## Start Exercise material

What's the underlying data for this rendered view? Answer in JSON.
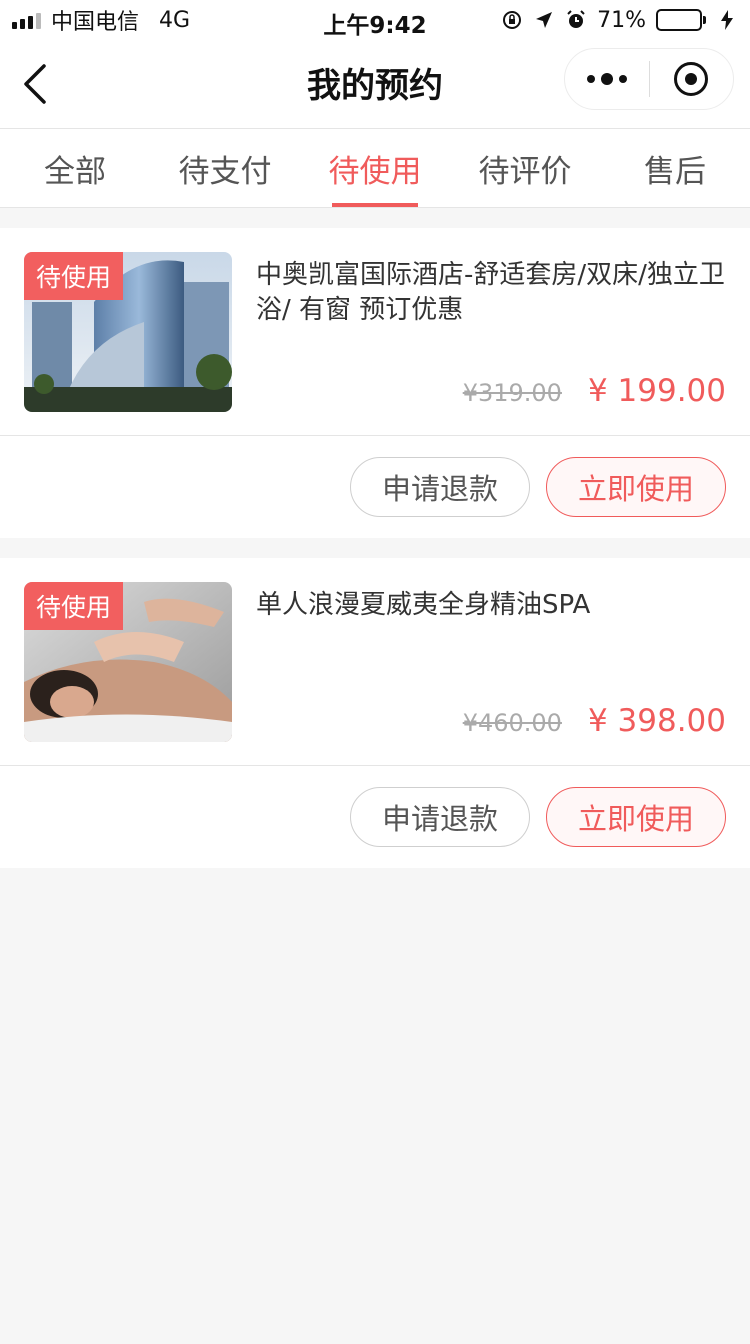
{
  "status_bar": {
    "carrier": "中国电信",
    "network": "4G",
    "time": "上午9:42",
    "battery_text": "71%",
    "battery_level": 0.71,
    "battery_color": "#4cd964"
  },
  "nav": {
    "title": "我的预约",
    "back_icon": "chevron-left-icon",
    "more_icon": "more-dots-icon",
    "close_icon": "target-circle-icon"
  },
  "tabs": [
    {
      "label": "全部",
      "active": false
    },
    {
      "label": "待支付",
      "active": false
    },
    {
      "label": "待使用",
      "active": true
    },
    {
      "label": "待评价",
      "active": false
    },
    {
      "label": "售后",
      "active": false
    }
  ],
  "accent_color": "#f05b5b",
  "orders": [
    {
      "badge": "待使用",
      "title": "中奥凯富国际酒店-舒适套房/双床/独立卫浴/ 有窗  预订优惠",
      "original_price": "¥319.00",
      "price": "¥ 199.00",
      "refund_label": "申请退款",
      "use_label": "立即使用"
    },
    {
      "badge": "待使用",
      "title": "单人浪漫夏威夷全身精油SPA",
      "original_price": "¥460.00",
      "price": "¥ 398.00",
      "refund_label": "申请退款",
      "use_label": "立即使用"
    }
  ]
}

## End Exercise material
## Start Exercise material

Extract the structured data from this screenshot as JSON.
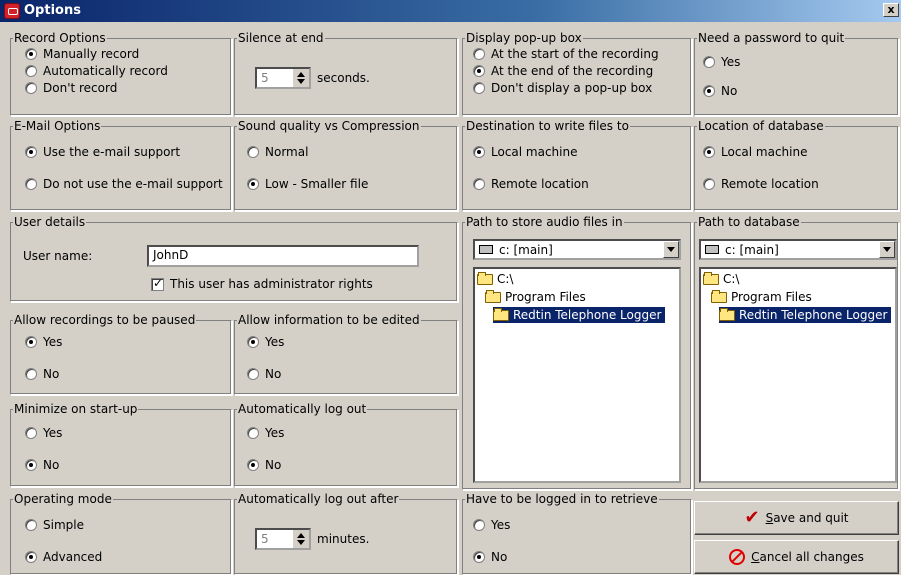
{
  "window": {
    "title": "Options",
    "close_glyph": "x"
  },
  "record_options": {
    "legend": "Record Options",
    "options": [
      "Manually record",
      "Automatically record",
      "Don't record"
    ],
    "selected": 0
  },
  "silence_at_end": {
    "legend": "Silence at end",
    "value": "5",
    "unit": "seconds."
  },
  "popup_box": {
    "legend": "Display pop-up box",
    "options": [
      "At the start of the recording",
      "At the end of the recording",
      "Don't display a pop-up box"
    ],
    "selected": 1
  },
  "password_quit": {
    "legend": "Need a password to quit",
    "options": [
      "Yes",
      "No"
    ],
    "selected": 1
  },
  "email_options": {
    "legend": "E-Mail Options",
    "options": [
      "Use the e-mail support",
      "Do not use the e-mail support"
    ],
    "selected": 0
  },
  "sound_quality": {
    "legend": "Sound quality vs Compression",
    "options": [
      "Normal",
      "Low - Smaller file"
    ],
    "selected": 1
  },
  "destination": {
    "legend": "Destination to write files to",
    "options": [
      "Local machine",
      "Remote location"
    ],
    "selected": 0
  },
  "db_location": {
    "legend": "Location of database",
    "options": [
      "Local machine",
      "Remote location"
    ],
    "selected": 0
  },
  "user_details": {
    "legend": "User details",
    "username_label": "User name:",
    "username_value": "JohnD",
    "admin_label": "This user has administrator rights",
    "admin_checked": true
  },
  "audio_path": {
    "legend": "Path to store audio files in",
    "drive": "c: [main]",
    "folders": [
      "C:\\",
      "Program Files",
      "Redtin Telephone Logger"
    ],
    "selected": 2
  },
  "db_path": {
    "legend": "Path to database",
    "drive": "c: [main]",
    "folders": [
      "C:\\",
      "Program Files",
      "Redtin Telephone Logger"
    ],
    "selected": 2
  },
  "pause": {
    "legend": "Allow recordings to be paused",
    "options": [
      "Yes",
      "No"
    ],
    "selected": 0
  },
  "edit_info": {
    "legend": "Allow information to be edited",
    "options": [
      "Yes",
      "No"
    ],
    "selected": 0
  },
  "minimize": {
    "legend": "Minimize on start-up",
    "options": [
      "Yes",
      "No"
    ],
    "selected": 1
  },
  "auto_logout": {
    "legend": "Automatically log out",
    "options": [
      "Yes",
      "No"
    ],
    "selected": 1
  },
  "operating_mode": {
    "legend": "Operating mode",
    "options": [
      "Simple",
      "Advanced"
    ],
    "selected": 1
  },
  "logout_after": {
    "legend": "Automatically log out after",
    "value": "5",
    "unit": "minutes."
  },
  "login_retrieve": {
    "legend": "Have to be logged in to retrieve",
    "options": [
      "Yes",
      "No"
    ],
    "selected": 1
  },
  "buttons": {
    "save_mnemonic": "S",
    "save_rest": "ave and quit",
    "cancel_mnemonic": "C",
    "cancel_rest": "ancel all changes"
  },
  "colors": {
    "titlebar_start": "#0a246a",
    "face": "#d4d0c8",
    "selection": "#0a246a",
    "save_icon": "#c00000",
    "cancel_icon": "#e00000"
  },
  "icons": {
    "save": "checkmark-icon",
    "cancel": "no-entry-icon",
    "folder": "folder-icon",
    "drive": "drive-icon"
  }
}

## End Exercise material

▶ _Objective_
Report how many lines above hold the string "database", giving nothing but the number.

▶ _Final answer_
2